(Figure record extracts)
- - -
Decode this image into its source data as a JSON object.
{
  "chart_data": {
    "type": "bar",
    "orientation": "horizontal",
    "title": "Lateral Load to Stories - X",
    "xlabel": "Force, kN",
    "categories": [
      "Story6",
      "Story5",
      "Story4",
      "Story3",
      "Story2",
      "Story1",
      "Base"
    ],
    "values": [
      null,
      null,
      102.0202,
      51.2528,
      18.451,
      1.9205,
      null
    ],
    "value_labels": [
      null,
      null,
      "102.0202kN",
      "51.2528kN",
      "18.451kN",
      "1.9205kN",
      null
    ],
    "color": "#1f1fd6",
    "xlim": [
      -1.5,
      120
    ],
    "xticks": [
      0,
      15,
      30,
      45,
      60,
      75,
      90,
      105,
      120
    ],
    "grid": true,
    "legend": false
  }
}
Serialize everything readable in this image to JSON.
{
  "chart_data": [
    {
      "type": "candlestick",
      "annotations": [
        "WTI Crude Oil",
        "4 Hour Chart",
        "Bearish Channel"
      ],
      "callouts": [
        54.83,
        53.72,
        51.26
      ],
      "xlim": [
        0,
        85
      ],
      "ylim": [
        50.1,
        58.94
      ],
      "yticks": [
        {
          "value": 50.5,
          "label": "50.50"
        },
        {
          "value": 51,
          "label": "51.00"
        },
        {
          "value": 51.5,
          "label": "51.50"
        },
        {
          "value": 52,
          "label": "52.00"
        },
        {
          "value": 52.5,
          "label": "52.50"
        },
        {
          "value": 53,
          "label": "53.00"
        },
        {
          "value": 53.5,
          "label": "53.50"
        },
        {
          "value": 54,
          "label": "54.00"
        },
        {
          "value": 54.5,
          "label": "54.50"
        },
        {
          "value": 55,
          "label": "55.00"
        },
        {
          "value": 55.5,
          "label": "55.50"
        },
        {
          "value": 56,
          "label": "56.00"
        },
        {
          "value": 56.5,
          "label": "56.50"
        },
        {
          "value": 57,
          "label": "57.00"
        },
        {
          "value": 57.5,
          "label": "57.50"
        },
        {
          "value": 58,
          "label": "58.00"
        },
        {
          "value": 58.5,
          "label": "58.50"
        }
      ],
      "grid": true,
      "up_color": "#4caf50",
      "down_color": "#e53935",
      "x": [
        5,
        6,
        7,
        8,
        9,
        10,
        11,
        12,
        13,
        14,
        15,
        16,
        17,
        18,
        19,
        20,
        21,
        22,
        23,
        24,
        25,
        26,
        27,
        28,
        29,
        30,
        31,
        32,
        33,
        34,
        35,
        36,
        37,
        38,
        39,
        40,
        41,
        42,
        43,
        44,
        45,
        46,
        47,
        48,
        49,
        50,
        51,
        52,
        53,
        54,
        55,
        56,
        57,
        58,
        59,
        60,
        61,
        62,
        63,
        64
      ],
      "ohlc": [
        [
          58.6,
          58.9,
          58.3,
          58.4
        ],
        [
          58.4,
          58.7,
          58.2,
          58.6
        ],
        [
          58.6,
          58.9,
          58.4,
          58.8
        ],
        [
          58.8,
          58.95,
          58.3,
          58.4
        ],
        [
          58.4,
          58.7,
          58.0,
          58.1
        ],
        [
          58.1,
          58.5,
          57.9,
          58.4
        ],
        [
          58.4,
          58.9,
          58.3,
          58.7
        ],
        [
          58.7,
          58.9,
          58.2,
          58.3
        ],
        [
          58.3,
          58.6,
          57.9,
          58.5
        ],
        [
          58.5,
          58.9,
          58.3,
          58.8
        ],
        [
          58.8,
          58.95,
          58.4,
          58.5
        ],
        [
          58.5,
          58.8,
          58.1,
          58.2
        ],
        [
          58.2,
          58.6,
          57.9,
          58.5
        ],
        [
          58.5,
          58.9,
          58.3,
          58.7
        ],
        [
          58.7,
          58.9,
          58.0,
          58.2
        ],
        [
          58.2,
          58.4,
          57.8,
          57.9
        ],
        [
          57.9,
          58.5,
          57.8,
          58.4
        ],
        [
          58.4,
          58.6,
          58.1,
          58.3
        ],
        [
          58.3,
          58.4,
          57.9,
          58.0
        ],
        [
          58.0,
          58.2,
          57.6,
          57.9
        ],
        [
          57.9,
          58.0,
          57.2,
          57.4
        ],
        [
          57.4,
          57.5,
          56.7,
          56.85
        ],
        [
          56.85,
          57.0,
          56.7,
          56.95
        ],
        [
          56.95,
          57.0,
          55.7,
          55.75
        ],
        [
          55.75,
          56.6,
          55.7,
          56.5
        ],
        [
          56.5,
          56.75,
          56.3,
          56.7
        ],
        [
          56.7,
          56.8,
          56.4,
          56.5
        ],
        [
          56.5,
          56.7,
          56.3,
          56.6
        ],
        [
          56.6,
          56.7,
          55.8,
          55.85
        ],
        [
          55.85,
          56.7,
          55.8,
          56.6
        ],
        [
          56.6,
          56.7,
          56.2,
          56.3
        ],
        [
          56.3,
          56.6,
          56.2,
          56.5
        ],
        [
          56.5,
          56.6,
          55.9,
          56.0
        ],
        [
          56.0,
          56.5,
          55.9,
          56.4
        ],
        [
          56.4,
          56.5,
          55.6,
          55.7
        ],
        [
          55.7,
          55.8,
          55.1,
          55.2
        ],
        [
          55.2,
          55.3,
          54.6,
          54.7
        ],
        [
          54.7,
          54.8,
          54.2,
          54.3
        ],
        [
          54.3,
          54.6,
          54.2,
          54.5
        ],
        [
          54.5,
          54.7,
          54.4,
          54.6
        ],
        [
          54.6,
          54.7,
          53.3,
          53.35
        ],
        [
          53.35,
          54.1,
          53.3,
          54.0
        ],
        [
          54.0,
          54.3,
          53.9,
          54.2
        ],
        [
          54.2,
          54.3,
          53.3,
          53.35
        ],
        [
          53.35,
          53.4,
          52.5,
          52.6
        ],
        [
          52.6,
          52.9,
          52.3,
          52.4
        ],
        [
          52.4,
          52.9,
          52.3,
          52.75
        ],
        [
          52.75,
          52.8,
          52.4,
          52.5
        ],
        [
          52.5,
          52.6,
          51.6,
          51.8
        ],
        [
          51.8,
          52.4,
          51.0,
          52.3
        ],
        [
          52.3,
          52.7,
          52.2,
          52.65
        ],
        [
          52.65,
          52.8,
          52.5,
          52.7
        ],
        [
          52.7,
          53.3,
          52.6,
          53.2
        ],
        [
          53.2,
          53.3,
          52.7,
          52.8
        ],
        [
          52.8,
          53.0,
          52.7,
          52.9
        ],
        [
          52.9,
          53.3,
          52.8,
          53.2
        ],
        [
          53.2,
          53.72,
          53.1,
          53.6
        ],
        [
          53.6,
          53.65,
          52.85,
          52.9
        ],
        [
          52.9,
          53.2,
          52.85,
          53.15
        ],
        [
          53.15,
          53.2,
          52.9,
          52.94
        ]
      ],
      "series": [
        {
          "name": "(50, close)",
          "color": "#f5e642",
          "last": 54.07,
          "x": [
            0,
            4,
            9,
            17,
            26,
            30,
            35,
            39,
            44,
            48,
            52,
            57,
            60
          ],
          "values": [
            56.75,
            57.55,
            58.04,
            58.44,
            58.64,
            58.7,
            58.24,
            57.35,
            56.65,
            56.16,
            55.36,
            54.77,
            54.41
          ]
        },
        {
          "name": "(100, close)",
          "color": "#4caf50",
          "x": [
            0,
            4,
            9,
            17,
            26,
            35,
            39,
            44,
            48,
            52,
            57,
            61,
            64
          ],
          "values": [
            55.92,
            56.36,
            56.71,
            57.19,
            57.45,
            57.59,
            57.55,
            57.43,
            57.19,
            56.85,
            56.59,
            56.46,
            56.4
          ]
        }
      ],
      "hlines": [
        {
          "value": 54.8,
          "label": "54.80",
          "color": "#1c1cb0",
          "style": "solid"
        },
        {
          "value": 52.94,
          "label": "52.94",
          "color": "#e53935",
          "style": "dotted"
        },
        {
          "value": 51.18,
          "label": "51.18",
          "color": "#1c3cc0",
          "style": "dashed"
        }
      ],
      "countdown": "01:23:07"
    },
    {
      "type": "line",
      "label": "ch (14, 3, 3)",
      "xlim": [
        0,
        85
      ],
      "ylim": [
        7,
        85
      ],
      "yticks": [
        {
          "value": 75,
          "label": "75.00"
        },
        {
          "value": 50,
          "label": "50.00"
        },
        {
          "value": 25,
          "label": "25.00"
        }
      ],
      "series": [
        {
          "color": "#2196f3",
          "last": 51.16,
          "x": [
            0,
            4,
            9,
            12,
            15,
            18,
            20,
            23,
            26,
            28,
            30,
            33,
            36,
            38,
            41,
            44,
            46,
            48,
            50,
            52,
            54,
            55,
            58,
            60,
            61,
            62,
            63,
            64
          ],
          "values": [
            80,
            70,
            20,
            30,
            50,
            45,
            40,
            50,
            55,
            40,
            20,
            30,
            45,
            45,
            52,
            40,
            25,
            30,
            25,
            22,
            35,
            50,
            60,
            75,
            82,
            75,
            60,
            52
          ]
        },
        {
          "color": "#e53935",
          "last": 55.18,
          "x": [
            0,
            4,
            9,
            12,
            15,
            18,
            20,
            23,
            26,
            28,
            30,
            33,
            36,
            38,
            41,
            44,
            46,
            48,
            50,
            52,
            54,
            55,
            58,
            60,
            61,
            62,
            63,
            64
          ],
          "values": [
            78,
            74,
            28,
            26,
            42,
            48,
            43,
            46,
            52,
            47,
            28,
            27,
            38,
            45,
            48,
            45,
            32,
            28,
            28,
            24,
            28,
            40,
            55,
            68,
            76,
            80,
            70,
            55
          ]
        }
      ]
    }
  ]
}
- - -
● TASK STATEMENT: From the data, pick out every line that includes "type".

● SOLUTION TO THE PROBLEM:
    "type": "bar",
      "type": "candlestick",
      "type": "line",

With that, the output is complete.